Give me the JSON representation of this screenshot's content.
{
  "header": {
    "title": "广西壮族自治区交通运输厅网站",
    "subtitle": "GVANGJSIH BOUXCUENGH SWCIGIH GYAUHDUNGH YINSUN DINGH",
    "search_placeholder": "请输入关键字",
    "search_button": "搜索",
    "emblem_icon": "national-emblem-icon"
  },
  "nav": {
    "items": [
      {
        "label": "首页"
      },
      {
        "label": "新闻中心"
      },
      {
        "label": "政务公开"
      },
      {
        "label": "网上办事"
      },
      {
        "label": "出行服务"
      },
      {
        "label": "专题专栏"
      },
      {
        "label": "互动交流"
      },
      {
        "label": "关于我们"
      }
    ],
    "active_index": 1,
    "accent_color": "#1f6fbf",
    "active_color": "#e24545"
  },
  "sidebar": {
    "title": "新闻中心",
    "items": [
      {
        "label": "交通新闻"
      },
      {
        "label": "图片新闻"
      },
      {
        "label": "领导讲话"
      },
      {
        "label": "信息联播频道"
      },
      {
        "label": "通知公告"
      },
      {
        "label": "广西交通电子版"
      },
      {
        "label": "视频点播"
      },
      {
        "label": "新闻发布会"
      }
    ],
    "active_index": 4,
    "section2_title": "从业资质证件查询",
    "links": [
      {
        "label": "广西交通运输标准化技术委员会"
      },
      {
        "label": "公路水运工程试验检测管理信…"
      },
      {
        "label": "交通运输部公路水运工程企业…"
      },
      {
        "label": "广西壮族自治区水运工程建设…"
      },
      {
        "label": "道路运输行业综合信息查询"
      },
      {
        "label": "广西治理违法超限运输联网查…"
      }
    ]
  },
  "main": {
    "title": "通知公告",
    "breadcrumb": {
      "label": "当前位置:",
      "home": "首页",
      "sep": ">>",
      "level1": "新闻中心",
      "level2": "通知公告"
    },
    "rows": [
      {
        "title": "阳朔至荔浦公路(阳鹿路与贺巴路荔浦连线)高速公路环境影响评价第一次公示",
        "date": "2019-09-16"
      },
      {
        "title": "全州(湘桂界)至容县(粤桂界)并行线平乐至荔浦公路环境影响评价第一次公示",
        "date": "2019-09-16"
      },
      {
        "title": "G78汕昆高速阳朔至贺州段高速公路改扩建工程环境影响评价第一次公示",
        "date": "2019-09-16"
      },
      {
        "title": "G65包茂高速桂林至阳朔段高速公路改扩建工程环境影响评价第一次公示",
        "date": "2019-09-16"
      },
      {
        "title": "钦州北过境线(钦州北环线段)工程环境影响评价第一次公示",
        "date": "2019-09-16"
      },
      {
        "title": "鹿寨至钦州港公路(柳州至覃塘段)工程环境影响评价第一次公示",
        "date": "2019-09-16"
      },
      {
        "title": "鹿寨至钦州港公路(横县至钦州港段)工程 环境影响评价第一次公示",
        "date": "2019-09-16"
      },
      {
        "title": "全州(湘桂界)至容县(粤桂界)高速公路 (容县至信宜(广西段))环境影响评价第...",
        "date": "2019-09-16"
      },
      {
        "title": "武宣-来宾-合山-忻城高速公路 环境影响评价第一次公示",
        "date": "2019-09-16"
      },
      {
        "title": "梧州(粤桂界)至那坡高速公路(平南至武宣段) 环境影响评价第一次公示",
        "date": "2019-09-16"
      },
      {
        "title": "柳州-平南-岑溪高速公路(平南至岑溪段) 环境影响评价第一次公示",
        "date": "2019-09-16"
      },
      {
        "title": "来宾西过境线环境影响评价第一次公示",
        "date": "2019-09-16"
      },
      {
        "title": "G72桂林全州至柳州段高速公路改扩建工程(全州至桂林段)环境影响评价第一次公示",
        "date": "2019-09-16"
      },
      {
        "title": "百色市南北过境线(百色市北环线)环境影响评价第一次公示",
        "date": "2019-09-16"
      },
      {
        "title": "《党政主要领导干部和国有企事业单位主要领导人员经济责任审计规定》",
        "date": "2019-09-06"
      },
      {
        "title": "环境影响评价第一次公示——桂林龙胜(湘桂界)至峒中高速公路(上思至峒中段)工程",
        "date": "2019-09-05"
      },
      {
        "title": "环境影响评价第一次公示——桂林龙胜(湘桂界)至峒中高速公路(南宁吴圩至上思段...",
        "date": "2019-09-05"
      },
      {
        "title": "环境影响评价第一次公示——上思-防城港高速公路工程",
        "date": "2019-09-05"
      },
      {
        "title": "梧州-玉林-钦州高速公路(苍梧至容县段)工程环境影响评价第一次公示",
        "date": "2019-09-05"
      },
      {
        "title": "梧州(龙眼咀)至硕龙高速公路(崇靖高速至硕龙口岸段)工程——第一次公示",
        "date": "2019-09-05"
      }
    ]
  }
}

▶ Task statement
Please return the data above exactly as given.

▶ The answer
Give me the JSON representation of this screenshot's content.
{
  "header": {
    "title": "广西壮族自治区交通运输厅网站",
    "subtitle": "GVANGJSIH BOUXCUENGH SWCIGIH GYAUHDUNGH YINSUN DINGH",
    "search_placeholder": "请输入关键字",
    "search_button": "搜索",
    "emblem_icon": "national-emblem-icon"
  },
  "nav": {
    "items": [
      {
        "label": "首页"
      },
      {
        "label": "新闻中心"
      },
      {
        "label": "政务公开"
      },
      {
        "label": "网上办事"
      },
      {
        "label": "出行服务"
      },
      {
        "label": "专题专栏"
      },
      {
        "label": "互动交流"
      },
      {
        "label": "关于我们"
      }
    ],
    "active_index": 1,
    "accent_color": "#1f6fbf",
    "active_color": "#e24545"
  },
  "sidebar": {
    "title": "新闻中心",
    "items": [
      {
        "label": "交通新闻"
      },
      {
        "label": "图片新闻"
      },
      {
        "label": "领导讲话"
      },
      {
        "label": "信息联播频道"
      },
      {
        "label": "通知公告"
      },
      {
        "label": "广西交通电子版"
      },
      {
        "label": "视频点播"
      },
      {
        "label": "新闻发布会"
      }
    ],
    "active_index": 4,
    "section2_title": "从业资质证件查询",
    "links": [
      {
        "label": "广西交通运输标准化技术委员会"
      },
      {
        "label": "公路水运工程试验检测管理信…"
      },
      {
        "label": "交通运输部公路水运工程企业…"
      },
      {
        "label": "广西壮族自治区水运工程建设…"
      },
      {
        "label": "道路运输行业综合信息查询"
      },
      {
        "label": "广西治理违法超限运输联网查…"
      }
    ]
  },
  "main": {
    "title": "通知公告",
    "breadcrumb": {
      "label": "当前位置:",
      "home": "首页",
      "sep": ">>",
      "level1": "新闻中心",
      "level2": "通知公告"
    },
    "rows": [
      {
        "title": "阳朔至荔浦公路(阳鹿路与贺巴路荔浦连线)高速公路环境影响评价第一次公示",
        "date": "2019-09-16"
      },
      {
        "title": "全州(湘桂界)至容县(粤桂界)并行线平乐至荔浦公路环境影响评价第一次公示",
        "date": "2019-09-16"
      },
      {
        "title": "G78汕昆高速阳朔至贺州段高速公路改扩建工程环境影响评价第一次公示",
        "date": "2019-09-16"
      },
      {
        "title": "G65包茂高速桂林至阳朔段高速公路改扩建工程环境影响评价第一次公示",
        "date": "2019-09-16"
      },
      {
        "title": "钦州北过境线(钦州北环线段)工程环境影响评价第一次公示",
        "date": "2019-09-16"
      },
      {
        "title": "鹿寨至钦州港公路(柳州至覃塘段)工程环境影响评价第一次公示",
        "date": "2019-09-16"
      },
      {
        "title": "鹿寨至钦州港公路(横县至钦州港段)工程 环境影响评价第一次公示",
        "date": "2019-09-16"
      },
      {
        "title": "全州(湘桂界)至容县(粤桂界)高速公路 (容县至信宜(广西段))环境影响评价第...",
        "date": "2019-09-16"
      },
      {
        "title": "武宣-来宾-合山-忻城高速公路 环境影响评价第一次公示",
        "date": "2019-09-16"
      },
      {
        "title": "梧州(粤桂界)至那坡高速公路(平南至武宣段) 环境影响评价第一次公示",
        "date": "2019-09-16"
      },
      {
        "title": "柳州-平南-岑溪高速公路(平南至岑溪段) 环境影响评价第一次公示",
        "date": "2019-09-16"
      },
      {
        "title": "来宾西过境线环境影响评价第一次公示",
        "date": "2019-09-16"
      },
      {
        "title": "G72桂林全州至柳州段高速公路改扩建工程(全州至桂林段)环境影响评价第一次公示",
        "date": "2019-09-16"
      },
      {
        "title": "百色市南北过境线(百色市北环线)环境影响评价第一次公示",
        "date": "2019-09-16"
      },
      {
        "title": "《党政主要领导干部和国有企事业单位主要领导人员经济责任审计规定》",
        "date": "2019-09-06"
      },
      {
        "title": "环境影响评价第一次公示——桂林龙胜(湘桂界)至峒中高速公路(上思至峒中段)工程",
        "date": "2019-09-05"
      },
      {
        "title": "环境影响评价第一次公示——桂林龙胜(湘桂界)至峒中高速公路(南宁吴圩至上思段...",
        "date": "2019-09-05"
      },
      {
        "title": "环境影响评价第一次公示——上思-防城港高速公路工程",
        "date": "2019-09-05"
      },
      {
        "title": "梧州-玉林-钦州高速公路(苍梧至容县段)工程环境影响评价第一次公示",
        "date": "2019-09-05"
      },
      {
        "title": "梧州(龙眼咀)至硕龙高速公路(崇靖高速至硕龙口岸段)工程——第一次公示",
        "date": "2019-09-05"
      }
    ]
  }
}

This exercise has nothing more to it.